> **Data entries**:
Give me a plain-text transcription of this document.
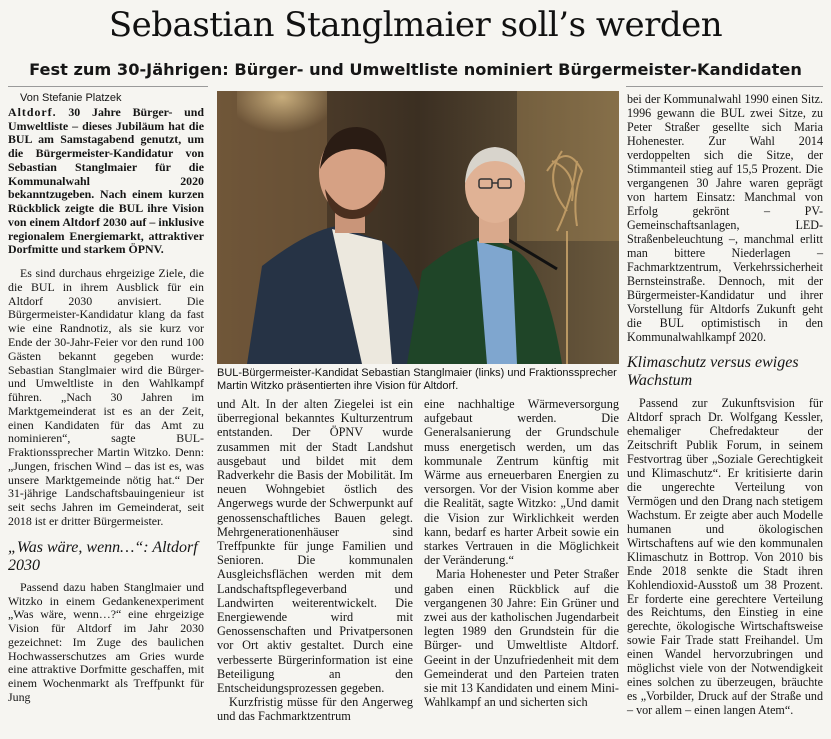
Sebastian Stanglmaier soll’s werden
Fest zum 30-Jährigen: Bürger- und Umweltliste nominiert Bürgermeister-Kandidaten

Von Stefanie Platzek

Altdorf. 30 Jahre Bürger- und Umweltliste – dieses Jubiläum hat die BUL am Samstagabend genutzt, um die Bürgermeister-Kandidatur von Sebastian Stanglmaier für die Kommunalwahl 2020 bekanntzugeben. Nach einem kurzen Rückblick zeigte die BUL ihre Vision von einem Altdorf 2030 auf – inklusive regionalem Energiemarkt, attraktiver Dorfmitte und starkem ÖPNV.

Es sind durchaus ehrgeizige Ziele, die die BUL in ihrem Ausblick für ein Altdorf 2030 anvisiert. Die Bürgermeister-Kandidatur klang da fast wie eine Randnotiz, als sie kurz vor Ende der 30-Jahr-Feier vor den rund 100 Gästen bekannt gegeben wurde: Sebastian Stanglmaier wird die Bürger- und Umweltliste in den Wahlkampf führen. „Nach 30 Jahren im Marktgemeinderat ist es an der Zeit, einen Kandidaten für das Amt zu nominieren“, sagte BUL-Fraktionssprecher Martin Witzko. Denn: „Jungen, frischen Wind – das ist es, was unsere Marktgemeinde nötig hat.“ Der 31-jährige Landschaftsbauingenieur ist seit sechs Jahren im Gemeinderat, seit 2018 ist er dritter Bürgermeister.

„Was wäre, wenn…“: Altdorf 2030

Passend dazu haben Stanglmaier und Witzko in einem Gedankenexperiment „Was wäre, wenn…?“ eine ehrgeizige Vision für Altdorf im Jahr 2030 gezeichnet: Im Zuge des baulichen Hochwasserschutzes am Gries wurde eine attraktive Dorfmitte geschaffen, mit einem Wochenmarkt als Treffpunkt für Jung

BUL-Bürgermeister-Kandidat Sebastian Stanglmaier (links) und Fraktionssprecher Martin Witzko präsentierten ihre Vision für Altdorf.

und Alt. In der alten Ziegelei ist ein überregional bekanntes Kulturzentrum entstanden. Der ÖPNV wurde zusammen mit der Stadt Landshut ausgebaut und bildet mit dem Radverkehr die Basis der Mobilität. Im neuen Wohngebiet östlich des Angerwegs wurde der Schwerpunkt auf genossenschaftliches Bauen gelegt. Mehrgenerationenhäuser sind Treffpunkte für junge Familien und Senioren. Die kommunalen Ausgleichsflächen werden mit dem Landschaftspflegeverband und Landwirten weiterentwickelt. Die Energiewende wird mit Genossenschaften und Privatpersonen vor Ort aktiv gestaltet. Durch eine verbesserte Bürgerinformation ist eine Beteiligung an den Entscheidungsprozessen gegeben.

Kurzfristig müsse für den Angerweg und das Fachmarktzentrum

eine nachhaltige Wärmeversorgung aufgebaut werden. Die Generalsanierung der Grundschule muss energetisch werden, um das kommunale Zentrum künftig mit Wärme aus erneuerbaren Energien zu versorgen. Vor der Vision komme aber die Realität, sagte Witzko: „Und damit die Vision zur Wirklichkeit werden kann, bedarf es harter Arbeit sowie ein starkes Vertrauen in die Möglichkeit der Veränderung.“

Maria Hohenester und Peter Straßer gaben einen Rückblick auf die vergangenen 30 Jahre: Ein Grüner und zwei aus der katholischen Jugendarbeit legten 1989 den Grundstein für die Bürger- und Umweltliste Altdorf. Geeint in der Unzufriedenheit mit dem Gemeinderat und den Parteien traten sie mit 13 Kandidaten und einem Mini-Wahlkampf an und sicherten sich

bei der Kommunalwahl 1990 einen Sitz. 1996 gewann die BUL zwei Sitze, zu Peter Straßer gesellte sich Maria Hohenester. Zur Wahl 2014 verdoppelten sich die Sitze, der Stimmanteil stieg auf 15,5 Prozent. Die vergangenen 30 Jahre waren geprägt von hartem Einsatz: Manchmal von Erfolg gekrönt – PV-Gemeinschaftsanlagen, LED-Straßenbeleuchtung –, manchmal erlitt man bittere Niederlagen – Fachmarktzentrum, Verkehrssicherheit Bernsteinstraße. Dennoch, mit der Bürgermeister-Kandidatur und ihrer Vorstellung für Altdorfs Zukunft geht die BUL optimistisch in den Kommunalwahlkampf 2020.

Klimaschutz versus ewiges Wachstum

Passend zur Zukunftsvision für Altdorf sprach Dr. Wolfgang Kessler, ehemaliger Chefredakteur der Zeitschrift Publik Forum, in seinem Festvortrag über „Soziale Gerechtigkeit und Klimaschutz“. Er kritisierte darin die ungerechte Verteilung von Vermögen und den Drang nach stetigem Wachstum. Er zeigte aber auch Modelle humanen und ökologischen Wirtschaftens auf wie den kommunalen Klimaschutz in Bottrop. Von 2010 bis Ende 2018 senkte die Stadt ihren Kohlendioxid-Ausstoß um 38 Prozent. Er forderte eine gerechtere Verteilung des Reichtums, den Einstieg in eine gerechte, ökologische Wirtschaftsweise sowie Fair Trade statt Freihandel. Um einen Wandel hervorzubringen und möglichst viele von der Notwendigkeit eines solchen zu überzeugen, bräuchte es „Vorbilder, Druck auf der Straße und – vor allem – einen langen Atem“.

> **Aim of the task**:
From the records given above, reproduce all text exactly and exclude each picture.

> **Answer to the task**:
Give me a plain-text transcription of this document.
Sebastian Stanglmaier soll’s werden
Fest zum 30-Jährigen: Bürger- und Umweltliste nominiert Bürgermeister-Kandidaten

Von Stefanie Platzek

Altdorf. 30 Jahre Bürger- und Umweltliste – dieses Jubiläum hat die BUL am Samstagabend genutzt, um die Bürgermeister-Kandidatur von Sebastian Stanglmaier für die Kommunalwahl 2020 bekanntzugeben. Nach einem kurzen Rückblick zeigte die BUL ihre Vision von einem Altdorf 2030 auf – inklusive regionalem Energiemarkt, attraktiver Dorfmitte und starkem ÖPNV.

Es sind durchaus ehrgeizige Ziele, die die BUL in ihrem Ausblick für ein Altdorf 2030 anvisiert. Die Bürgermeister-Kandidatur klang da fast wie eine Randnotiz, als sie kurz vor Ende der 30-Jahr-Feier vor den rund 100 Gästen bekannt gegeben wurde: Sebastian Stanglmaier wird die Bürger- und Umweltliste in den Wahlkampf führen. „Nach 30 Jahren im Marktgemeinderat ist es an der Zeit, einen Kandidaten für das Amt zu nominieren“, sagte BUL-Fraktionssprecher Martin Witzko. Denn: „Jungen, frischen Wind – das ist es, was unsere Marktgemeinde nötig hat.“ Der 31-jährige Landschaftsbauingenieur ist seit sechs Jahren im Gemeinderat, seit 2018 ist er dritter Bürgermeister.

„Was wäre, wenn…“: Altdorf 2030

Passend dazu haben Stanglmaier und Witzko in einem Gedankenexperiment „Was wäre, wenn…?“ eine ehrgeizige Vision für Altdorf im Jahr 2030 gezeichnet: Im Zuge des baulichen Hochwasserschutzes am Gries wurde eine attraktive Dorfmitte geschaffen, mit einem Wochenmarkt als Treffpunkt für Jung

BUL-Bürgermeister-Kandidat Sebastian Stanglmaier (links) und Fraktionssprecher Martin Witzko präsentierten ihre Vision für Altdorf.

und Alt. In der alten Ziegelei ist ein überregional bekanntes Kulturzentrum entstanden. Der ÖPNV wurde zusammen mit der Stadt Landshut ausgebaut und bildet mit dem Radverkehr die Basis der Mobilität. Im neuen Wohngebiet östlich des Angerwegs wurde der Schwerpunkt auf genossenschaftliches Bauen gelegt. Mehrgenerationenhäuser sind Treffpunkte für junge Familien und Senioren. Die kommunalen Ausgleichsflächen werden mit dem Landschaftspflegeverband und Landwirten weiterentwickelt. Die Energiewende wird mit Genossenschaften und Privatpersonen vor Ort aktiv gestaltet. Durch eine verbesserte Bürgerinformation ist eine Beteiligung an den Entscheidungsprozessen gegeben.

Kurzfristig müsse für den Angerweg und das Fachmarktzentrum

eine nachhaltige Wärmeversorgung aufgebaut werden. Die Generalsanierung der Grundschule muss energetisch werden, um das kommunale Zentrum künftig mit Wärme aus erneuerbaren Energien zu versorgen. Vor der Vision komme aber die Realität, sagte Witzko: „Und damit die Vision zur Wirklichkeit werden kann, bedarf es harter Arbeit sowie ein starkes Vertrauen in die Möglichkeit der Veränderung.“

Maria Hohenester und Peter Straßer gaben einen Rückblick auf die vergangenen 30 Jahre: Ein Grüner und zwei aus der katholischen Jugendarbeit legten 1989 den Grundstein für die Bürger- und Umweltliste Altdorf. Geeint in der Unzufriedenheit mit dem Gemeinderat und den Parteien traten sie mit 13 Kandidaten und einem Mini-Wahlkampf an und sicherten sich

bei der Kommunalwahl 1990 einen Sitz. 1996 gewann die BUL zwei Sitze, zu Peter Straßer gesellte sich Maria Hohenester. Zur Wahl 2014 verdoppelten sich die Sitze, der Stimmanteil stieg auf 15,5 Prozent. Die vergangenen 30 Jahre waren geprägt von hartem Einsatz: Manchmal von Erfolg gekrönt – PV-Gemeinschaftsanlagen, LED-Straßenbeleuchtung –, manchmal erlitt man bittere Niederlagen – Fachmarktzentrum, Verkehrssicherheit Bernsteinstraße. Dennoch, mit der Bürgermeister-Kandidatur und ihrer Vorstellung für Altdorfs Zukunft geht die BUL optimistisch in den Kommunalwahlkampf 2020.

Klimaschutz versus ewiges Wachstum

Passend zur Zukunftsvision für Altdorf sprach Dr. Wolfgang Kessler, ehemaliger Chefredakteur der Zeitschrift Publik Forum, in seinem Festvortrag über „Soziale Gerechtigkeit und Klimaschutz“. Er kritisierte darin die ungerechte Verteilung von Vermögen und den Drang nach stetigem Wachstum. Er zeigte aber auch Modelle humanen und ökologischen Wirtschaftens auf wie den kommunalen Klimaschutz in Bottrop. Von 2010 bis Ende 2018 senkte die Stadt ihren Kohlendioxid-Ausstoß um 38 Prozent. Er forderte eine gerechtere Verteilung des Reichtums, den Einstieg in eine gerechte, ökologische Wirtschaftsweise sowie Fair Trade statt Freihandel. Um einen Wandel hervorzubringen und möglichst viele von der Notwendigkeit eines solchen zu überzeugen, bräuchte es „Vorbilder, Druck auf der Straße und – vor allem – einen langen Atem“.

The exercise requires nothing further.